Task data:
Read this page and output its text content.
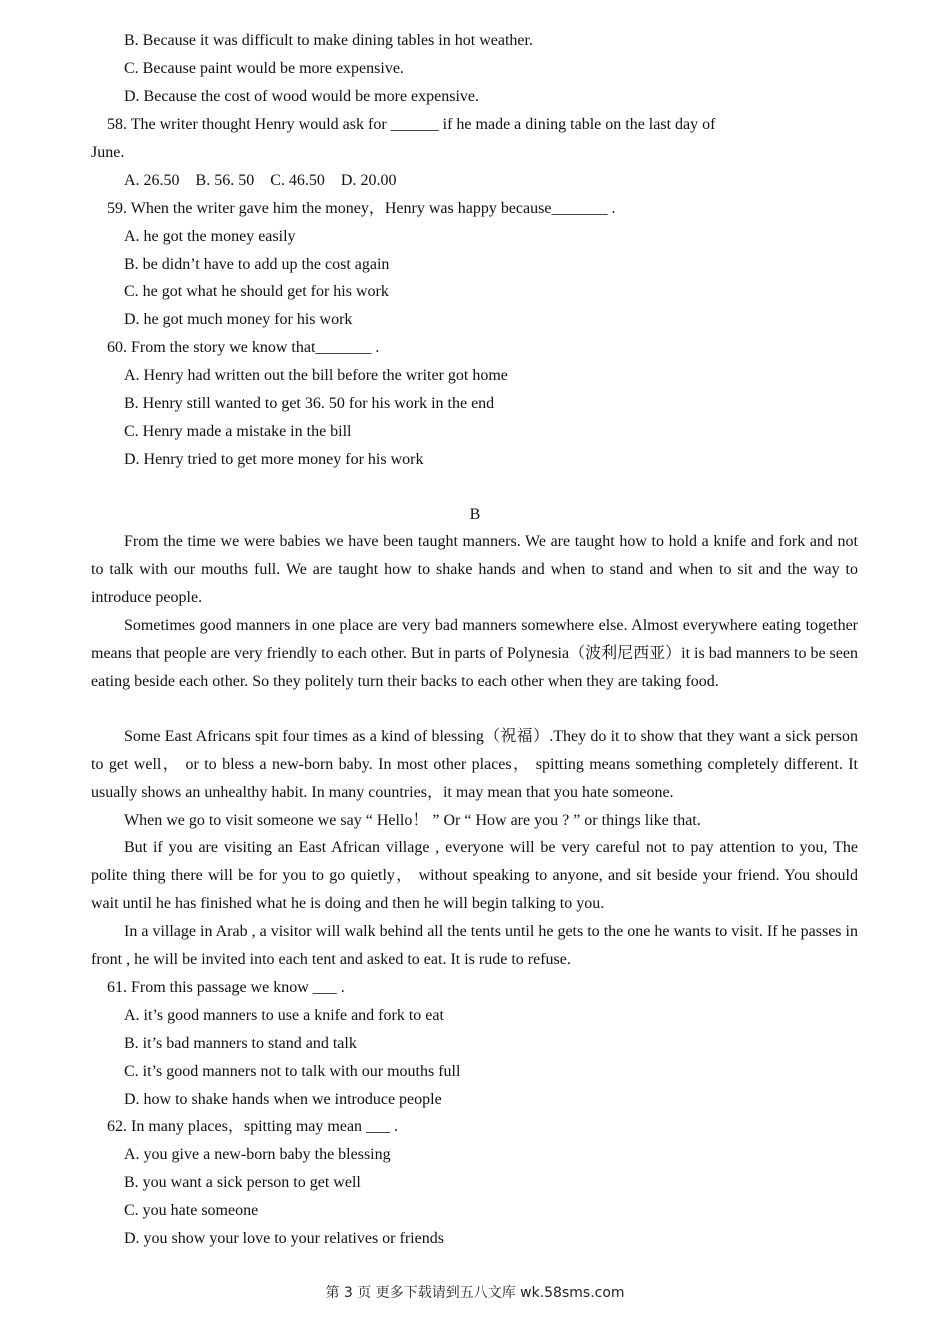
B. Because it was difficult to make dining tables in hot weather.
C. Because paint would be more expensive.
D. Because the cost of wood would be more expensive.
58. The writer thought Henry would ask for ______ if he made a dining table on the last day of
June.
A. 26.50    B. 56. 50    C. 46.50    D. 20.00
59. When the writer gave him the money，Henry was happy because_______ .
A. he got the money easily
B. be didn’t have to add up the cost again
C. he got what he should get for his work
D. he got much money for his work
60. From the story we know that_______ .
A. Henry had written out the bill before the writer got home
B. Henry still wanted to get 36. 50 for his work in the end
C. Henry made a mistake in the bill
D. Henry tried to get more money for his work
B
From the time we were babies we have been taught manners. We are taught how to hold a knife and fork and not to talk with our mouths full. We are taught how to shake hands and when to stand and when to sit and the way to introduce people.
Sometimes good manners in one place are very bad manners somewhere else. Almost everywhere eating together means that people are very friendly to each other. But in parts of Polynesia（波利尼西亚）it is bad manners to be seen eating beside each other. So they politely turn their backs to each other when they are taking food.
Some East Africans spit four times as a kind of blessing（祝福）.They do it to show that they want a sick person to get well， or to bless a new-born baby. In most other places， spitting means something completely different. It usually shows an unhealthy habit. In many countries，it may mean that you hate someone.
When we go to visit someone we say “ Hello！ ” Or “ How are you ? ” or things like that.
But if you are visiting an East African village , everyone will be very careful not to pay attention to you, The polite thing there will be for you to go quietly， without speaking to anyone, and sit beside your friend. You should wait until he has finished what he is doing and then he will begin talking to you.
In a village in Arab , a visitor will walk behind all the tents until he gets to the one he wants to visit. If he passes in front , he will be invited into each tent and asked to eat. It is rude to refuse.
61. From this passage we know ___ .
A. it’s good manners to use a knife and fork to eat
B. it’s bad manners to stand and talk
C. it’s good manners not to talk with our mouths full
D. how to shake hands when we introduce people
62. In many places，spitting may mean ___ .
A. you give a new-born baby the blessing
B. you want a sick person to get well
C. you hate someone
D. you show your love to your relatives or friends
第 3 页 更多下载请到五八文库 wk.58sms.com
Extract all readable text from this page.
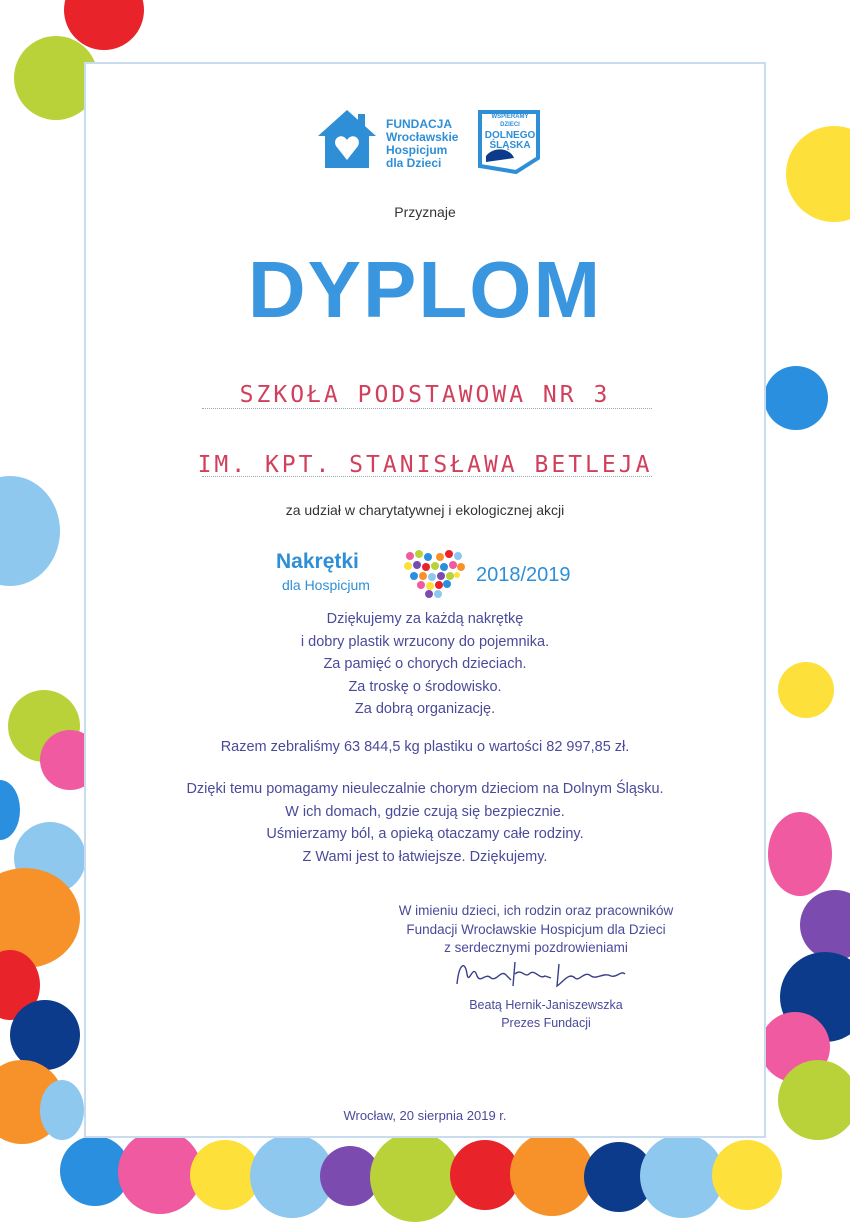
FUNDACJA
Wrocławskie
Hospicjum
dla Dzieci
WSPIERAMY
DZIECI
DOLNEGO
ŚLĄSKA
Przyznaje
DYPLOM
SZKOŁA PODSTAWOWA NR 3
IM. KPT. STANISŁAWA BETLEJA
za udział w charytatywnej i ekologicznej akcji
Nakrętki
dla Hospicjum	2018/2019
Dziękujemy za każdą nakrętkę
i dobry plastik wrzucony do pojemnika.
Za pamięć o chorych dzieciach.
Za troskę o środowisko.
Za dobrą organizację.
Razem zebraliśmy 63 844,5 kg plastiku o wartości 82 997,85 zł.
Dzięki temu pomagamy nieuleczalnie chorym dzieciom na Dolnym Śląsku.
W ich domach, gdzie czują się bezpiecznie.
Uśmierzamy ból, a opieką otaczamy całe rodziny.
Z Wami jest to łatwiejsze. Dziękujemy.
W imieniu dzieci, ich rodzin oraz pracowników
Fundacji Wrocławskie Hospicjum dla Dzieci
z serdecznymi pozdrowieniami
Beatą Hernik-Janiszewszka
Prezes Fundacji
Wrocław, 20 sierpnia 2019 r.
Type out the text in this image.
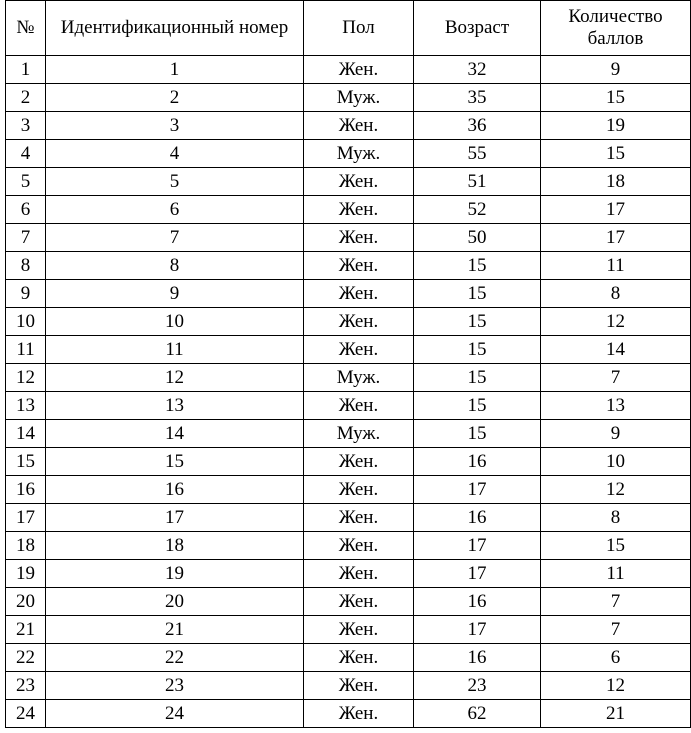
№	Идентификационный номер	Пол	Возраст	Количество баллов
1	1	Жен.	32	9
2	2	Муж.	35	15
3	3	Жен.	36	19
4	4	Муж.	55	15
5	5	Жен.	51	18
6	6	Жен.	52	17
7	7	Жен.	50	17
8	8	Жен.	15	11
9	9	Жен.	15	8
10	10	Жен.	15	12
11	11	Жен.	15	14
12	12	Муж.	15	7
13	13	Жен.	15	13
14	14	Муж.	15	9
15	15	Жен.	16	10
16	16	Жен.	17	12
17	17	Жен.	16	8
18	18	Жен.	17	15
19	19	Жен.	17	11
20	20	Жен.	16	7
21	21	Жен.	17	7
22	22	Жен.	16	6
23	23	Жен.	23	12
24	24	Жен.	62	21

Exercise aim:
Copy every line of the listing where the word "work" appears.

Final result:
C. he got what he should get for his work
D. he got much money for his work
B. Henry still wanted to get 36. 50 for his work in the end
D. Henry tried to get more money for his work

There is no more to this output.